Repeat each line of the material exactly.

─── Data extract ───

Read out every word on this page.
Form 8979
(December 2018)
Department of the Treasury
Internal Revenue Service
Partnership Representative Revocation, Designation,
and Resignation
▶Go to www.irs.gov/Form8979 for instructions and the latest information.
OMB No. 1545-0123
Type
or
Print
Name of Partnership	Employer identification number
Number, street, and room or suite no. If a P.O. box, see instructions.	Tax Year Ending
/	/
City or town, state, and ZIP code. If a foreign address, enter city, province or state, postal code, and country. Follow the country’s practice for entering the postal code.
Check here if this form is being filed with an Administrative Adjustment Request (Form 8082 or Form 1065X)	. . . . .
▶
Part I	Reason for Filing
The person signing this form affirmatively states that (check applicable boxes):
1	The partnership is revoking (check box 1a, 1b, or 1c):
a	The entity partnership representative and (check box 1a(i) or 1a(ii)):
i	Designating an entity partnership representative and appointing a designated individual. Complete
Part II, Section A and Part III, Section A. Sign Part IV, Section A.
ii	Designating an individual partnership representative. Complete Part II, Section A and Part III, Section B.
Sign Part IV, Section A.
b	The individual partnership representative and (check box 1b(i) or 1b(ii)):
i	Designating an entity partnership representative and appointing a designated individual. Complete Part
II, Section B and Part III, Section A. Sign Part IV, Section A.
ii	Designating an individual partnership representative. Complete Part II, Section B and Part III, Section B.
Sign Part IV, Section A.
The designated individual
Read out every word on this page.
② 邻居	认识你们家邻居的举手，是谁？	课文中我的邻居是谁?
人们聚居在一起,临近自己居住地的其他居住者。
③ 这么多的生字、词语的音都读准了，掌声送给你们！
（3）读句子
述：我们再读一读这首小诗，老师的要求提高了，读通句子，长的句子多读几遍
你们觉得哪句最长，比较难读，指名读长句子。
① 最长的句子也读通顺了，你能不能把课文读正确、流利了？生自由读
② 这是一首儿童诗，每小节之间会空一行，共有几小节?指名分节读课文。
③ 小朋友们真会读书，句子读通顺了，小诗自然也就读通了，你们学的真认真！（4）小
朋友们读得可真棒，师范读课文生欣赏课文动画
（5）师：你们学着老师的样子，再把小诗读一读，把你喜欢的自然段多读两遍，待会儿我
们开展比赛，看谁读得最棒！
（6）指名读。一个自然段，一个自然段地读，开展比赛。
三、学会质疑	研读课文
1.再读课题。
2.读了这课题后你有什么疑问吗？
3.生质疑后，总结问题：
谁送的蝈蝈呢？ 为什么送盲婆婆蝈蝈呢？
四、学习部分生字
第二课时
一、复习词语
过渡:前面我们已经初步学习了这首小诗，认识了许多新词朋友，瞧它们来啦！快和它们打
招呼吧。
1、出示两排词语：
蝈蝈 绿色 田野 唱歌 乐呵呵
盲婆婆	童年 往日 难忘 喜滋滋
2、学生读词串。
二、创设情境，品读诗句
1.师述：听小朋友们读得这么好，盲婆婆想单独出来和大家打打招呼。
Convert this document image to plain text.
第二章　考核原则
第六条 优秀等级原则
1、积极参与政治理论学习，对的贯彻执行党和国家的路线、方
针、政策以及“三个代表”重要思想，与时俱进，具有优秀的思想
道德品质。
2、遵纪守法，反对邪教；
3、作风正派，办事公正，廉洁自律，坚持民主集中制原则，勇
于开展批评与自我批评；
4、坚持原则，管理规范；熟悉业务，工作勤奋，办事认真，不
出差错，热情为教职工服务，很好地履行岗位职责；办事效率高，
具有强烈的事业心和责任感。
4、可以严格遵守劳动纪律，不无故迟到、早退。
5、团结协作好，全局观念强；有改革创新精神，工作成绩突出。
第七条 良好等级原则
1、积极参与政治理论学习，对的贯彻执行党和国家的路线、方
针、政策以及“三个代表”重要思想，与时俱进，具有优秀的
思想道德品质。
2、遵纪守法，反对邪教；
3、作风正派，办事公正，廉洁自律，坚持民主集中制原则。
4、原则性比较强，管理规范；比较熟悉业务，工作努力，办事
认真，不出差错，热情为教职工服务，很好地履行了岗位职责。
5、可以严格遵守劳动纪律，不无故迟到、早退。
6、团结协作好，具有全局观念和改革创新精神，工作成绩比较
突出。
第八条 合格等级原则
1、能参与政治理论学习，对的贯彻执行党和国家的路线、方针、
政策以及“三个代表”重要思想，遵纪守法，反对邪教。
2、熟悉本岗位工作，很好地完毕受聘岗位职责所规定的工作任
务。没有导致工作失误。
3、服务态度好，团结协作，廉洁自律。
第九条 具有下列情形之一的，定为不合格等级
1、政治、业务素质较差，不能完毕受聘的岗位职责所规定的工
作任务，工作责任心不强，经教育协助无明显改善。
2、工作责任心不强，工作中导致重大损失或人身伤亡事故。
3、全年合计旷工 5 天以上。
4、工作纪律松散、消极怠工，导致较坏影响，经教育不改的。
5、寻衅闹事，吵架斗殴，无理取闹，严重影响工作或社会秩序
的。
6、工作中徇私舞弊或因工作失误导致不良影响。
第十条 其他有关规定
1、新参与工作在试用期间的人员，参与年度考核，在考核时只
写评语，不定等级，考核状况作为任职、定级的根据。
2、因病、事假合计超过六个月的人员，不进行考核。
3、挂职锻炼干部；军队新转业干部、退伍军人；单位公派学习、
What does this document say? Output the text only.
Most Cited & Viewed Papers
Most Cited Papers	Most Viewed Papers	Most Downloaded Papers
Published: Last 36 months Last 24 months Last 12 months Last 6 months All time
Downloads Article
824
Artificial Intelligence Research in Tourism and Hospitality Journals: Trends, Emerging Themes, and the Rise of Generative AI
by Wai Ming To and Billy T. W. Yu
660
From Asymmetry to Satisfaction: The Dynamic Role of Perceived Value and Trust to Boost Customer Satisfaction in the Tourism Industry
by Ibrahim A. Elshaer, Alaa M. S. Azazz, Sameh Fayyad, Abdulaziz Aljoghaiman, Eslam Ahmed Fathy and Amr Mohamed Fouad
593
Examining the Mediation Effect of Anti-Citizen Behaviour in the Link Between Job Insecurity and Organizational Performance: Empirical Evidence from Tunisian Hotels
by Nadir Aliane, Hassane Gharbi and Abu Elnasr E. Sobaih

───

Answer to the exercise
Read out every word on this page.
Form 8979
(December 2018)
Department of the Treasury
Internal Revenue Service
Partnership Representative Revocation, Designation,
and Resignation
▶Go to www.irs.gov/Form8979 for instructions and the latest information.
OMB No. 1545-0123
Type
or
Print
Name of Partnership	Employer identification number
Number, street, and room or suite no. If a P.O. box, see instructions.	Tax Year Ending
/	/
City or town, state, and ZIP code. If a foreign address, enter city, province or state, postal code, and country. Follow the country’s practice for entering the postal code.
Check here if this form is being filed with an Administrative Adjustment Request (Form 8082 or Form 1065X)	. . . . .
▶
Part I	Reason for Filing
The person signing this form affirmatively states that (check applicable boxes):
1	The partnership is revoking (check box 1a, 1b, or 1c):
a	The entity partnership representative and (check box 1a(i) or 1a(ii)):
i	Designating an entity partnership representative and appointing a designated individual. Complete
Part II, Section A and Part III, Section A. Sign Part IV, Section A.
ii	Designating an individual partnership representative. Complete Part II, Section A and Part III, Section B.
Sign Part IV, Section A.
b	The individual partnership representative and (check box 1b(i) or 1b(ii)):
i	Designating an entity partnership representative and appointing a designated individual. Complete Part
II, Section B and Part III, Section A. Sign Part IV, Section A.
ii	Designating an individual partnership representative. Complete Part II, Section B and Part III, Section B.
Sign Part IV, Section A.
The designated individual
Read out every word on this page.
② 邻居	认识你们家邻居的举手，是谁？	课文中我的邻居是谁?
人们聚居在一起,临近自己居住地的其他居住者。
③ 这么多的生字、词语的音都读准了，掌声送给你们！
（3）读句子
述：我们再读一读这首小诗，老师的要求提高了，读通句子，长的句子多读几遍
你们觉得哪句最长，比较难读，指名读长句子。
① 最长的句子也读通顺了，你能不能把课文读正确、流利了？生自由读
② 这是一首儿童诗，每小节之间会空一行，共有几小节?指名分节读课文。
③ 小朋友们真会读书，句子读通顺了，小诗自然也就读通了，你们学的真认真！（4）小
朋友们读得可真棒，师范读课文生欣赏课文动画
（5）师：你们学着老师的样子，再把小诗读一读，把你喜欢的自然段多读两遍，待会儿我
们开展比赛，看谁读得最棒！
（6）指名读。一个自然段，一个自然段地读，开展比赛。
三、学会质疑	研读课文
1.再读课题。
2.读了这课题后你有什么疑问吗？
3.生质疑后，总结问题：
谁送的蝈蝈呢？ 为什么送盲婆婆蝈蝈呢？
四、学习部分生字
第二课时
一、复习词语
过渡:前面我们已经初步学习了这首小诗，认识了许多新词朋友，瞧它们来啦！快和它们打
招呼吧。
1、出示两排词语：
蝈蝈 绿色 田野 唱歌 乐呵呵
盲婆婆	童年 往日 难忘 喜滋滋
2、学生读词串。
二、创设情境，品读诗句
1.师述：听小朋友们读得这么好，盲婆婆想单独出来和大家打打招呼。
Convert this document image to plain text.
第二章　考核原则
第六条 优秀等级原则
1、积极参与政治理论学习，对的贯彻执行党和国家的路线、方
针、政策以及“三个代表”重要思想，与时俱进，具有优秀的思想
道德品质。
2、遵纪守法，反对邪教；
3、作风正派，办事公正，廉洁自律，坚持民主集中制原则，勇
于开展批评与自我批评；
4、坚持原则，管理规范；熟悉业务，工作勤奋，办事认真，不
出差错，热情为教职工服务，很好地履行岗位职责；办事效率高，
具有强烈的事业心和责任感。
4、可以严格遵守劳动纪律，不无故迟到、早退。
5、团结协作好，全局观念强；有改革创新精神，工作成绩突出。
第七条 良好等级原则
1、积极参与政治理论学习，对的贯彻执行党和国家的路线、方
针、政策以及“三个代表”重要思想，与时俱进，具有优秀的
思想道德品质。
2、遵纪守法，反对邪教；
3、作风正派，办事公正，廉洁自律，坚持民主集中制原则。
4、原则性比较强，管理规范；比较熟悉业务，工作努力，办事
认真，不出差错，热情为教职工服务，很好地履行了岗位职责。
5、可以严格遵守劳动纪律，不无故迟到、早退。
6、团结协作好，具有全局观念和改革创新精神，工作成绩比较
突出。
第八条 合格等级原则
1、能参与政治理论学习，对的贯彻执行党和国家的路线、方针、
政策以及“三个代表”重要思想，遵纪守法，反对邪教。
2、熟悉本岗位工作，很好地完毕受聘岗位职责所规定的工作任
务。没有导致工作失误。
3、服务态度好，团结协作，廉洁自律。
第九条 具有下列情形之一的，定为不合格等级
1、政治、业务素质较差，不能完毕受聘的岗位职责所规定的工
作任务，工作责任心不强，经教育协助无明显改善。
2、工作责任心不强，工作中导致重大损失或人身伤亡事故。
3、全年合计旷工 5 天以上。
4、工作纪律松散、消极怠工，导致较坏影响，经教育不改的。
5、寻衅闹事，吵架斗殴，无理取闹，严重影响工作或社会秩序
的。
6、工作中徇私舞弊或因工作失误导致不良影响。
第十条 其他有关规定
1、新参与工作在试用期间的人员，参与年度考核，在考核时只
写评语，不定等级，考核状况作为任职、定级的根据。
2、因病、事假合计超过六个月的人员，不进行考核。
3、挂职锻炼干部；军队新转业干部、退伍军人；单位公派学习、
What does this document say? Output the text only.
Most Cited & Viewed Papers
Most Cited Papers	Most Viewed Papers	Most Downloaded Papers
Published: Last 36 months Last 24 months Last 12 months Last 6 months All time
Downloads Article
824
Artificial Intelligence Research in Tourism and Hospitality Journals: Trends, Emerging Themes, and the Rise of Generative AI
by Wai Ming To and Billy T. W. Yu
660
From Asymmetry to Satisfaction: The Dynamic Role of Perceived Value and Trust to Boost Customer Satisfaction in the Tourism Industry
by Ibrahim A. Elshaer, Alaa M. S. Azazz, Sameh Fayyad, Abdulaziz Aljoghaiman, Eslam Ahmed Fathy and Amr Mohamed Fouad
593
Examining the Mediation Effect of Anti-Citizen Behaviour in the Link Between Job Insecurity and Organizational Performance: Empirical Evidence from Tunisian Hotels
by Nadir Aliane, Hassane Gharbi and Abu Elnasr E. Sobaih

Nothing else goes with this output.